Re: Would we have data corruption if we bootstrapped 10 nodes at once?

Posted by Eric Stevens <mi...@gmail.com>.

It seems to me that as long as cleanup hasn't happened, if you
*decommission* the newly joined nodes, they'll stream whatever writes they
took back to the original replicas.  Presumably that should be pretty quick
as they won't have nearly as much data as the original nodes (as they only
hold data written while they were online).  Then as long as cleanup hasn't
happened, your cluster should have returned to a consistent view of the
data.  You can now bootstrap the new nodes again.

If you have done a cleanup, then the data is probably irreversibly
corrupted, you will have to figure out how to restore the missing data
incrementally from backups if they are available.

On Sun, Oct 18, 2015 at 10:37 PM Raj Chudasama <ra...@gmail.com>
wrote:

> In this can does it make sense to remove newly added nodes, correct the
> configuration and have them rejoin one at a time ?
>
> Thx
>
> Sent from my iPhone
>
> On Oct 18, 2015, at 11:19 PM, Jeff Jirsa <je...@crowdstrike.com>
> wrote:
>
> Take a snapshot now, before you get rid of any data (whatever you do,
> don’t run cleanup).
>
> If you identify missing data, you can go back to those snapshots, find the
> nodes that had the data previously (sstable2json, for example), and either
> re-stream that data into the cluster with sstableloader or copy it to a new
> host and `nodetool refresh` it into the new system.
>
>
>
> From: <bu...@gmail.com> on behalf of Kevin Burton
> Reply-To: "user@cassandra.apache.org"
> Date: Sunday, October 18, 2015 at 8:10 PM
> To: "user@cassandra.apache.org"
> Subject: Re: Would we have data corruption if we bootstrapped 10 nodes at
> once?
>
> ouch.. OK.. I think I really shot myself in the foot here then.  This
> might be bad.
>
> I'm not sure if I would have missing data.  I mean basically the data is
> on the other nodes.. but the cluster has been running with 10 nodes
> accidentally bootstrapped with auto_bootstrap=false.
>
> So they have new data and seem to be missing values.
>
> this is somewhat misleading... Initially if you start it up and run
> nodetool status , it only returns one node.

▬▬▬▬▬▬

* Directive A: Could you list the records from their first line through the line containing "decorative-candle [962, 8, 1008, 64]" as a numbered list, skipping any blank lines?
* Directive B: What comes next in the Cassandra bootstrapping thread? Continue it from its last line.
The records that follow are unrelated to the Cassandra bootstrapping thread.

* Data excerpts:

▬▬▬▬▬▬

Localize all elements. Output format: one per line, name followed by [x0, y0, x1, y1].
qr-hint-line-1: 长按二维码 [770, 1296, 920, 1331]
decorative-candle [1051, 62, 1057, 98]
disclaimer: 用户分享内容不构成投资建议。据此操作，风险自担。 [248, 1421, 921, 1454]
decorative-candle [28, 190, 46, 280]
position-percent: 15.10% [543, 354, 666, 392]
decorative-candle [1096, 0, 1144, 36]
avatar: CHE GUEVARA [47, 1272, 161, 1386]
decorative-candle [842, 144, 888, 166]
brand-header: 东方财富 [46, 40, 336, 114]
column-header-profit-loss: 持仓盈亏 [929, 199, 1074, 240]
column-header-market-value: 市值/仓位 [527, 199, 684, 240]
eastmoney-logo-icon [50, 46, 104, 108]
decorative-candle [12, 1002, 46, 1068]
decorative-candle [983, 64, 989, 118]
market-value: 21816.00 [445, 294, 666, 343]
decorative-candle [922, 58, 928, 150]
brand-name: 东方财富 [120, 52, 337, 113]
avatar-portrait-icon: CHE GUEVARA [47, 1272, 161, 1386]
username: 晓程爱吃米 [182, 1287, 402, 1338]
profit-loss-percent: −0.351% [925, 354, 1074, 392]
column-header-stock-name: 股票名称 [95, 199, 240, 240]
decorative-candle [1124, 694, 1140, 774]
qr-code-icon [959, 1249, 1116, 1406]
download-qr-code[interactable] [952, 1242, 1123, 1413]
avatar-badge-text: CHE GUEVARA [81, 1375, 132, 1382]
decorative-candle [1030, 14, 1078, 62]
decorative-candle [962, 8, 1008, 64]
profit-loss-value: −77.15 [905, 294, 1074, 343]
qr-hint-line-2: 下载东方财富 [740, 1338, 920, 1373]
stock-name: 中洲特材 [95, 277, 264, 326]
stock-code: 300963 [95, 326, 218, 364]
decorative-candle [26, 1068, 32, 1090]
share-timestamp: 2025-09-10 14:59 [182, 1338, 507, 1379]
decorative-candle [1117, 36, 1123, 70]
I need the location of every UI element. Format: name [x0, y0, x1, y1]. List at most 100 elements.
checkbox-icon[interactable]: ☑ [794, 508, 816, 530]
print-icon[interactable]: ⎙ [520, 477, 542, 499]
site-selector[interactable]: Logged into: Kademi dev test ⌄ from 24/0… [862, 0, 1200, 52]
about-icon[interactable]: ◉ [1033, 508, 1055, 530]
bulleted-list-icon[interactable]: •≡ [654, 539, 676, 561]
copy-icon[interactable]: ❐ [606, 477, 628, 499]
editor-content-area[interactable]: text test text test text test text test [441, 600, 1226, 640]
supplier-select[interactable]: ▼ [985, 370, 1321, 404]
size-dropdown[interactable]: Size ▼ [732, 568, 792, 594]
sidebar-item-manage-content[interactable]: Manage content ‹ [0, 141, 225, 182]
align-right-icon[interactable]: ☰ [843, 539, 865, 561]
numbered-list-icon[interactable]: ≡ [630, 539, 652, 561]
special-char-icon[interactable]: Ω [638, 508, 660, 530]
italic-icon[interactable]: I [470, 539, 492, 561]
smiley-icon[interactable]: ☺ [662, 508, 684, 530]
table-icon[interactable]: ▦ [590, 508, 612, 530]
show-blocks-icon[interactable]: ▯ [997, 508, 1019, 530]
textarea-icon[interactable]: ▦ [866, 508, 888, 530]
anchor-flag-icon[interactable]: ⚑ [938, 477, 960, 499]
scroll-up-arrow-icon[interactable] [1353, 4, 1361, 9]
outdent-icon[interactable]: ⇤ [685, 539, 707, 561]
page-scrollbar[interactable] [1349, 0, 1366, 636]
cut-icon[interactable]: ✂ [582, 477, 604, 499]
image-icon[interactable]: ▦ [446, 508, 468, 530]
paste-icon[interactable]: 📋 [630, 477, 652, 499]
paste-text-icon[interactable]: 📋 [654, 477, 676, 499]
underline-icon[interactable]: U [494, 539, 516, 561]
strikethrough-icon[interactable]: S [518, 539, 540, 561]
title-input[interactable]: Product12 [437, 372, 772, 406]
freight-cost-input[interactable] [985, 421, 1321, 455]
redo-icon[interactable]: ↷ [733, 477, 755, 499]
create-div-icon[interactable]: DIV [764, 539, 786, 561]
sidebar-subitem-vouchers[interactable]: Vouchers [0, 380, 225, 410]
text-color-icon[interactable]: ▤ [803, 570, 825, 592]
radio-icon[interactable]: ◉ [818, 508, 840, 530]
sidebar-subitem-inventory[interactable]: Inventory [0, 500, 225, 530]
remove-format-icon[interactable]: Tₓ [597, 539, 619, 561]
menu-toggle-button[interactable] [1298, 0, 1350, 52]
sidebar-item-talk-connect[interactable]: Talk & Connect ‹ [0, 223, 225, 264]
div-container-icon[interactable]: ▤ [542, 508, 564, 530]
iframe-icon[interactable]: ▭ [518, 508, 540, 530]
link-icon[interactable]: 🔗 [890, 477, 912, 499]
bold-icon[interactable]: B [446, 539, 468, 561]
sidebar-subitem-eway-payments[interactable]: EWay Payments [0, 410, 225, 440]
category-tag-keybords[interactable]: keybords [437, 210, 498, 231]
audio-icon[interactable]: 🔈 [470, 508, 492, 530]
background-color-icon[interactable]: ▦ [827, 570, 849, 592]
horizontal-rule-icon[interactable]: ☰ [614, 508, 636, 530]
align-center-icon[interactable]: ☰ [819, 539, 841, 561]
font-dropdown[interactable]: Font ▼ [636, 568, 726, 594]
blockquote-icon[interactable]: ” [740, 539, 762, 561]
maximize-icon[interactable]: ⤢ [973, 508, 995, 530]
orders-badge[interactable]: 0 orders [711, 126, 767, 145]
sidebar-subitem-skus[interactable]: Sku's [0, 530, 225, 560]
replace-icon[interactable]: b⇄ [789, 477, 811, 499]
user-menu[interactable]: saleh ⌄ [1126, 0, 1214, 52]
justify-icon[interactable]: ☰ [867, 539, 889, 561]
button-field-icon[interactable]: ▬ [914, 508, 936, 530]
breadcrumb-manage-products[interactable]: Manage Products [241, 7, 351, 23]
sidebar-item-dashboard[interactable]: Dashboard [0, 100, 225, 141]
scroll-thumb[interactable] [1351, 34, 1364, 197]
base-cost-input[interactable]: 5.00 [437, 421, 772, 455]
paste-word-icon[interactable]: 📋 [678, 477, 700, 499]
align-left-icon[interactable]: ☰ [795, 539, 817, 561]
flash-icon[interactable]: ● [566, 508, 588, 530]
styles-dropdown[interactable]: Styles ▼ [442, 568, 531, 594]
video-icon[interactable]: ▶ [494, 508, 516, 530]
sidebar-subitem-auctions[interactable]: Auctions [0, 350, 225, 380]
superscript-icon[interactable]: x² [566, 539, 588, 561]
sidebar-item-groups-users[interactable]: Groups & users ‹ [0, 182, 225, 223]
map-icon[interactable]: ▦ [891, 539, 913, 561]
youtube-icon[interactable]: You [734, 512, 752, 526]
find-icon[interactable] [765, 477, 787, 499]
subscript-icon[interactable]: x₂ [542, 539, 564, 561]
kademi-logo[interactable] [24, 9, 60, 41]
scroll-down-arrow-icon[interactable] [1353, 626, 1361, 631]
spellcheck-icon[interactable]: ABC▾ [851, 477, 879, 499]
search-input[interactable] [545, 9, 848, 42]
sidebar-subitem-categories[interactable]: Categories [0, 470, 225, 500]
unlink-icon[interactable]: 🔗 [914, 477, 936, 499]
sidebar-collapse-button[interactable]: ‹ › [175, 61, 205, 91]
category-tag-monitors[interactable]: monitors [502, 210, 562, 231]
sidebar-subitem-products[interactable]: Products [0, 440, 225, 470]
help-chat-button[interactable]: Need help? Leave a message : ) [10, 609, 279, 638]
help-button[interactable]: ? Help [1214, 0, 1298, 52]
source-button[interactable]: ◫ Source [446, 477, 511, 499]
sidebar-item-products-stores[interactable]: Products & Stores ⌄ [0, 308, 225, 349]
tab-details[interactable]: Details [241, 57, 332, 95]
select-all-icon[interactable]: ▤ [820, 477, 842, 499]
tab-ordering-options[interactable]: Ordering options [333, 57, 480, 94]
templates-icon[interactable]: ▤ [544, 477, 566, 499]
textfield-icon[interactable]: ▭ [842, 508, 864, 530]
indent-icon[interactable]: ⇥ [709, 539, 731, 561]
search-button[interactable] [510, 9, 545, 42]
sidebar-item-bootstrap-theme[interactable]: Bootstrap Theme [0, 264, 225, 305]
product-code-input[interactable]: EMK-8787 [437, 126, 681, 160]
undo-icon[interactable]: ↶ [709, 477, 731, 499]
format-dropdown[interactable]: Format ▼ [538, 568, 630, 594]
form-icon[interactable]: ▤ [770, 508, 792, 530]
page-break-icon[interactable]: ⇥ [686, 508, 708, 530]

▬▬▬▬▬▬

* Written answer A:
1. Localize all elements. Output format: one per line, name followed by [x0, y0, x1, y1].
2. qr-hint-line-1: 长按二维码 [770, 1296, 920, 1331]
3. decorative-candle [1051, 62, 1057, 98]
4. disclaimer: 用户分享内容不构成投资建议。据此操作，风险自担。 [248, 1421, 921, 1454]
5. decorative-candle [28, 190, 46, 280]
6. position-percent: 15.10% [543, 354, 666, 392]
7. decorative-candle [1096, 0, 1144, 36]
8. avatar: CHE GUEVARA [47, 1272, 161, 1386]
9. decorative-candle [842, 144, 888, 166]
10. brand-header: 东方财富 [46, 40, 336, 114]
11. column-header-profit-loss: 持仓盈亏 [929, 199, 1074, 240]
12. column-header-market-value: 市值/仓位 [527, 199, 684, 240]
13. eastmoney-logo-icon [50, 46, 104, 108]
14. decorative-candle [12, 1002, 46, 1068]
15. decorative-candle [983, 64, 989, 118]
16. market-value: 21816.00 [445, 294, 666, 343]
17. decorative-candle [922, 58, 928, 150]
18. brand-name: 东方财富 [120, 52, 337, 113]
19. avatar-portrait-icon: CHE GUEVARA [47, 1272, 161, 1386]
20. username: 晓程爱吃米 [182, 1287, 402, 1338]
21. profit-loss-percent: −0.351% [925, 354, 1074, 392]
22. column-header-stock-name: 股票名称 [95, 199, 240, 240]
23. decorative-candle [1124, 694, 1140, 774]
24. qr-code-icon [959, 1249, 1116, 1406]
25. download-qr-code[interactable] [952, 1242, 1123, 1413]
26. avatar-badge-text: CHE GUEVARA [81, 1375, 132, 1382]
27. decorative-candle [1030, 14, 1078, 62]
28. decorative-candle [962, 8, 1008, 64]

* Written answer B:
>
> So I assumed auto_bootstrap=false meant that it just doesn't join the
> cluster.
>
> I'm running a nodetool repair now to hopefully fix this.
>
>
>
> On Sun, Oct 18, 2015 at 7:25 PM, Jeff Jirsa <je...@crowdstrike.com>
> wrote:
>
>> auto_bootstrap=false tells it to join the cluster without running
>> bootstrap – the node assumes it has all of the necessary data, and won’t
>> stream any missing data.
>>
>> This generally violates consistency guarantees, but if done on a single
>> node, is typically correctable with `nodetool repair`.
>>
>> If you do it on many  nodes at once, it’s possible that the new nodes
>> could represent all 3 replicas of the data, but don’t physically have any
>> of that data, leading to missing records.
>>
>>
>>
>> From: <bu...@gmail.com> on behalf of Kevin Burton
>> Reply-To: "user@cassandra.apache.org"
>> Date: Sunday, October 18, 2015 at 3:44 PM
>> To: "user@cassandra.apache.org"
>> Subject: Re: Would we have data corruption if we bootstrapped 10 nodes
>> at once?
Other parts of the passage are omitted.